→ **EXERCISE**: Every line below is to be copied exactly, with the pictures left out.

Data records
┄┄┄┄┄┄

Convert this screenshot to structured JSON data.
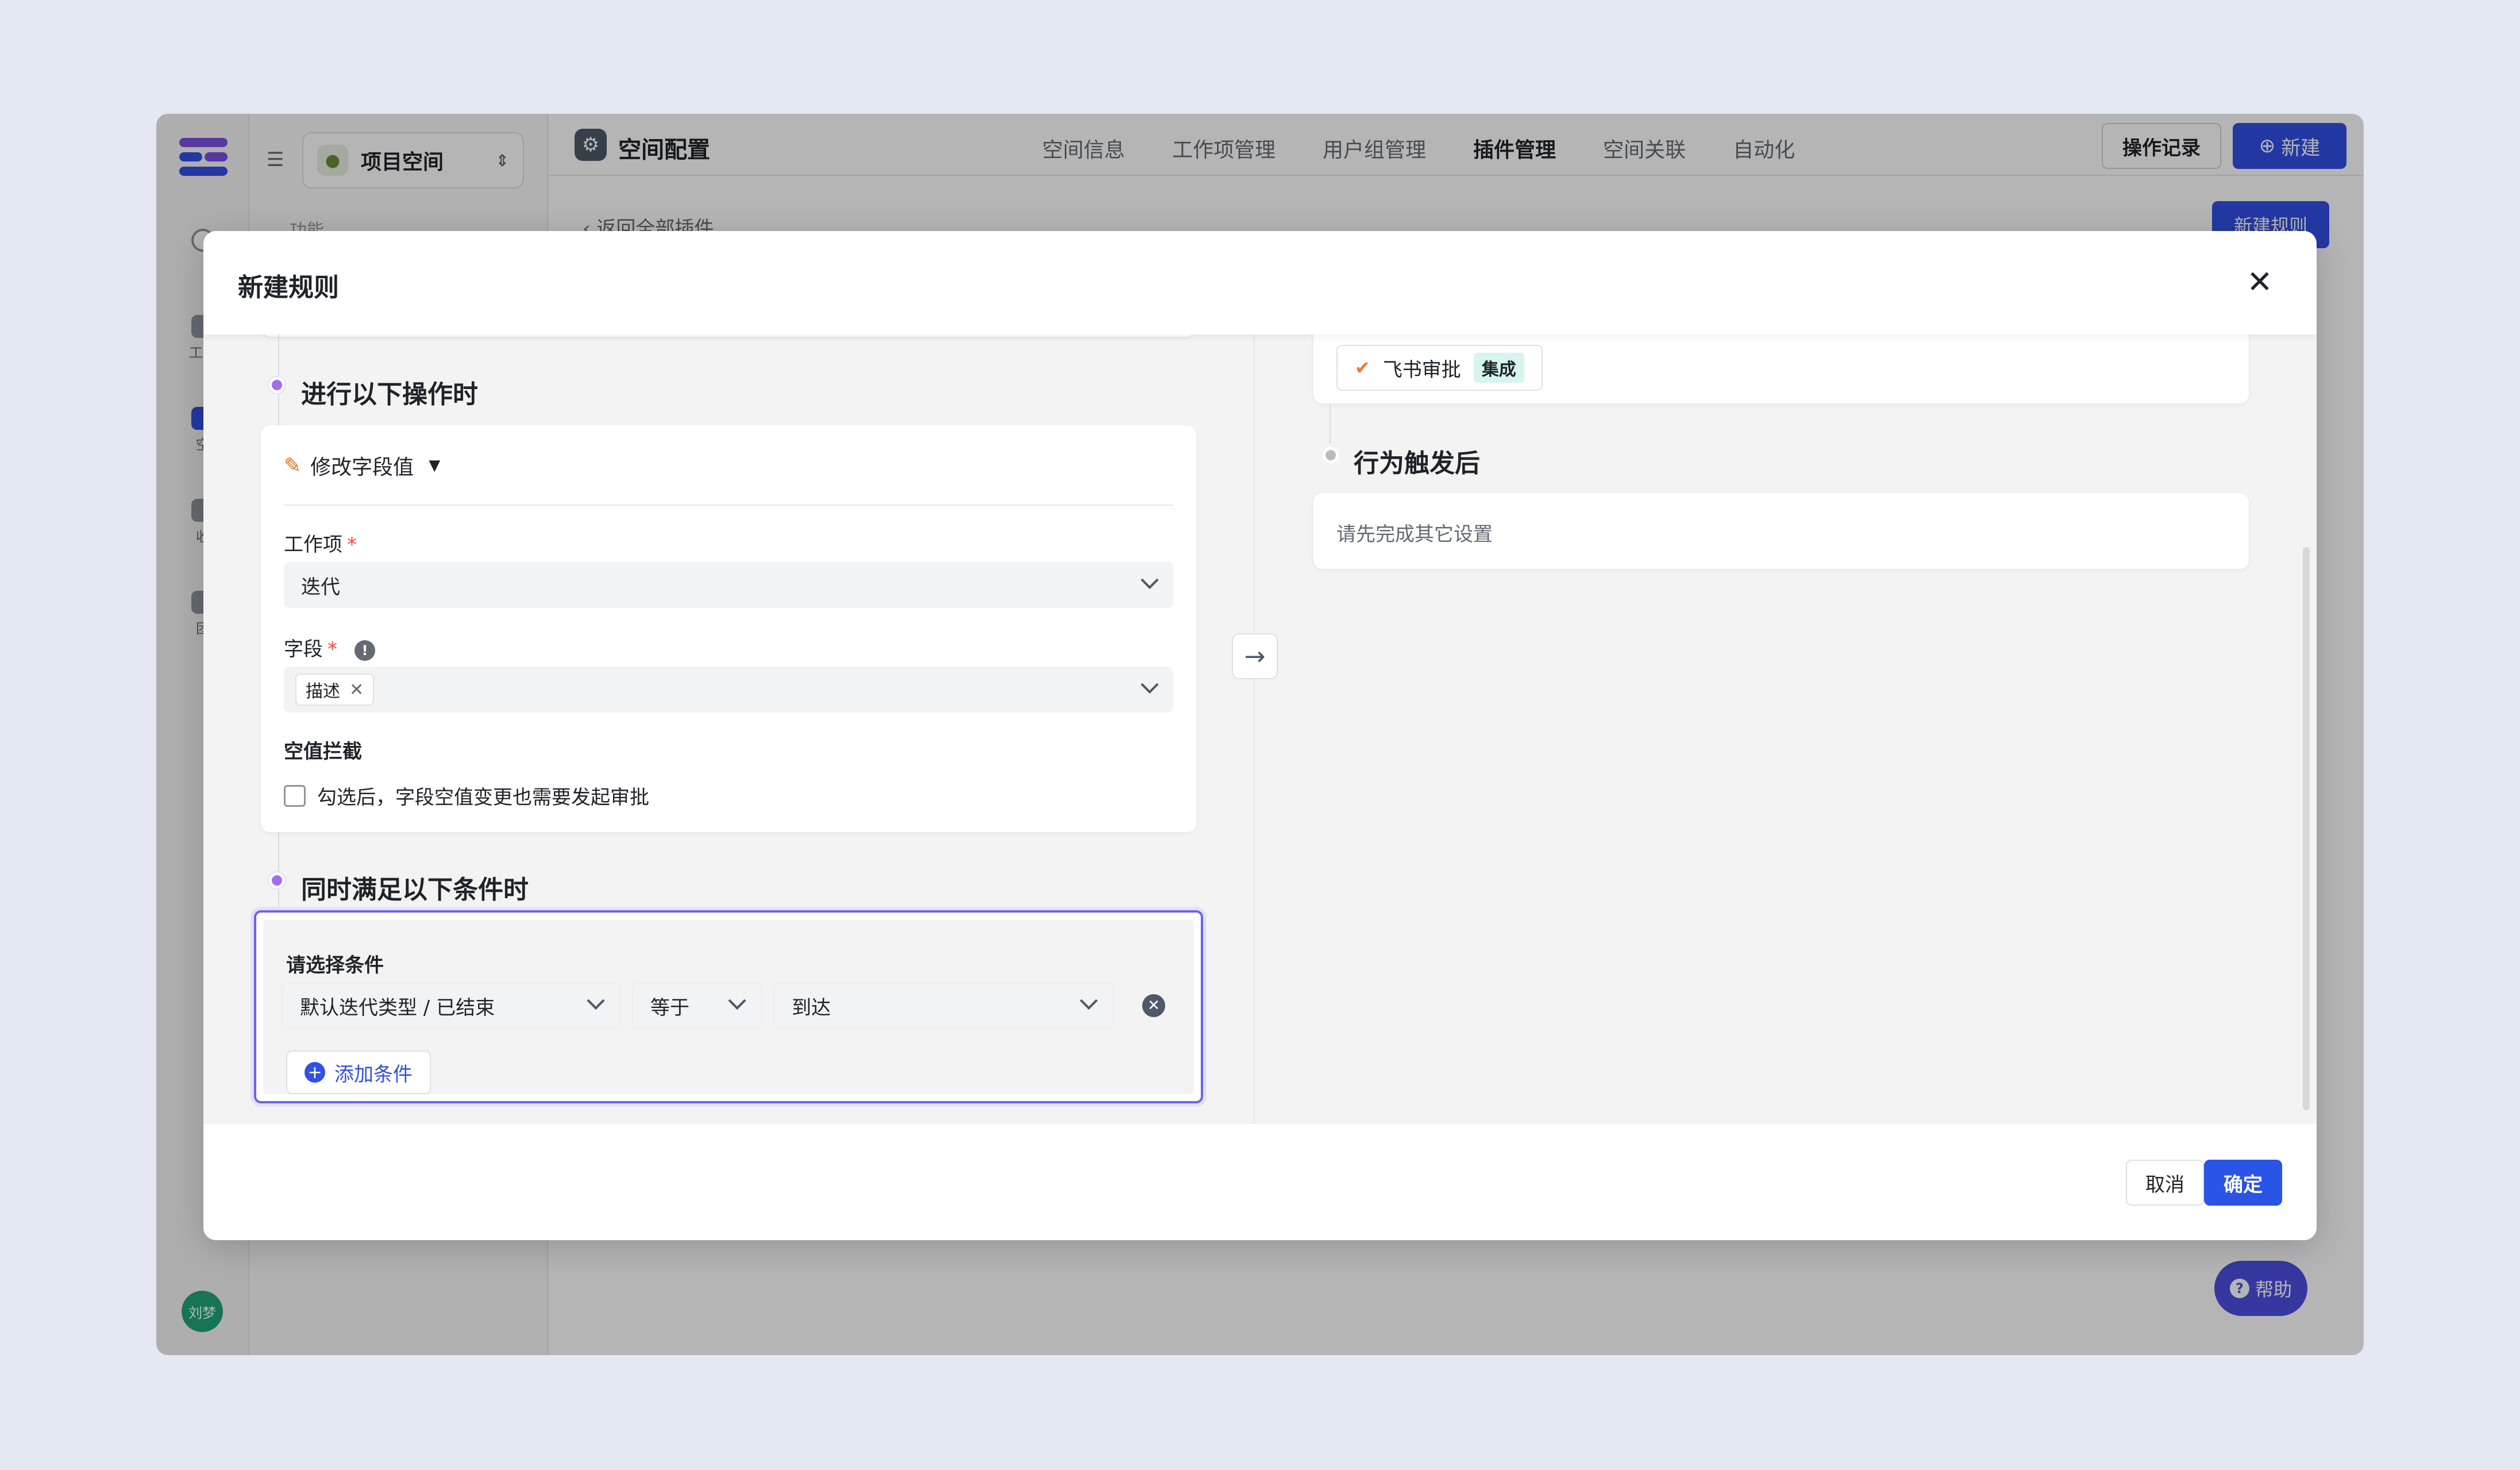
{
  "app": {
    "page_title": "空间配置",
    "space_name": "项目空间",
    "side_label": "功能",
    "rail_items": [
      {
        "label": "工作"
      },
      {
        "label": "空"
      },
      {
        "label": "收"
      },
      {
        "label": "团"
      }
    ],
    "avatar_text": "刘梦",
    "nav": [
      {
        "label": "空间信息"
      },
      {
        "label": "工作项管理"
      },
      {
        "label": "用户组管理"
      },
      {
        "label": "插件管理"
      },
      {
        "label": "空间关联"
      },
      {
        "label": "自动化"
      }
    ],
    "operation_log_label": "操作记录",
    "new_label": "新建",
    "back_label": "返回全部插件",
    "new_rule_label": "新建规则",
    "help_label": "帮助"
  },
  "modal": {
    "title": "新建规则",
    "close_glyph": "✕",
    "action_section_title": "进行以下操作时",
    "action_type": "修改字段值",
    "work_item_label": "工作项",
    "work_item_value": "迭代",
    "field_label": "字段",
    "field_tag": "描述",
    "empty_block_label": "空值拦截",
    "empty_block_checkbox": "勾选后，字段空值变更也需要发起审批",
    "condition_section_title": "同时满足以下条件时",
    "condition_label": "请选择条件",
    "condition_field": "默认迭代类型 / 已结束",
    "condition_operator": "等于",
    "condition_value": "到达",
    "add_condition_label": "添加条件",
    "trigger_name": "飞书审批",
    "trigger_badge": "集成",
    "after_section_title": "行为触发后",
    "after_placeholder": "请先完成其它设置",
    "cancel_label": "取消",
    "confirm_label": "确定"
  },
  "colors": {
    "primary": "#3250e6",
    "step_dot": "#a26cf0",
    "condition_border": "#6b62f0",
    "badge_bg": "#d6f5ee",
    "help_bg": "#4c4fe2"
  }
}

┄┄┄┄┄┄

→ **EXERCISE RESULT**:
Convert this screenshot to structured JSON data.
{
  "app": {
    "page_title": "空间配置",
    "space_name": "项目空间",
    "side_label": "功能",
    "rail_items": [
      {
        "label": "工作"
      },
      {
        "label": "空"
      },
      {
        "label": "收"
      },
      {
        "label": "团"
      }
    ],
    "avatar_text": "刘梦",
    "nav": [
      {
        "label": "空间信息"
      },
      {
        "label": "工作项管理"
      },
      {
        "label": "用户组管理"
      },
      {
        "label": "插件管理"
      },
      {
        "label": "空间关联"
      },
      {
        "label": "自动化"
      }
    ],
    "operation_log_label": "操作记录",
    "new_label": "新建",
    "back_label": "返回全部插件",
    "new_rule_label": "新建规则",
    "help_label": "帮助"
  },
  "modal": {
    "title": "新建规则",
    "close_glyph": "✕",
    "action_section_title": "进行以下操作时",
    "action_type": "修改字段值",
    "work_item_label": "工作项",
    "work_item_value": "迭代",
    "field_label": "字段",
    "field_tag": "描述",
    "empty_block_label": "空值拦截",
    "empty_block_checkbox": "勾选后，字段空值变更也需要发起审批",
    "condition_section_title": "同时满足以下条件时",
    "condition_label": "请选择条件",
    "condition_field": "默认迭代类型 / 已结束",
    "condition_operator": "等于",
    "condition_value": "到达",
    "add_condition_label": "添加条件",
    "trigger_name": "飞书审批",
    "trigger_badge": "集成",
    "after_section_title": "行为触发后",
    "after_placeholder": "请先完成其它设置",
    "cancel_label": "取消",
    "confirm_label": "确定"
  },
  "colors": {
    "primary": "#3250e6",
    "step_dot": "#a26cf0",
    "condition_border": "#6b62f0",
    "badge_bg": "#d6f5ee",
    "help_bg": "#4c4fe2"
  }
}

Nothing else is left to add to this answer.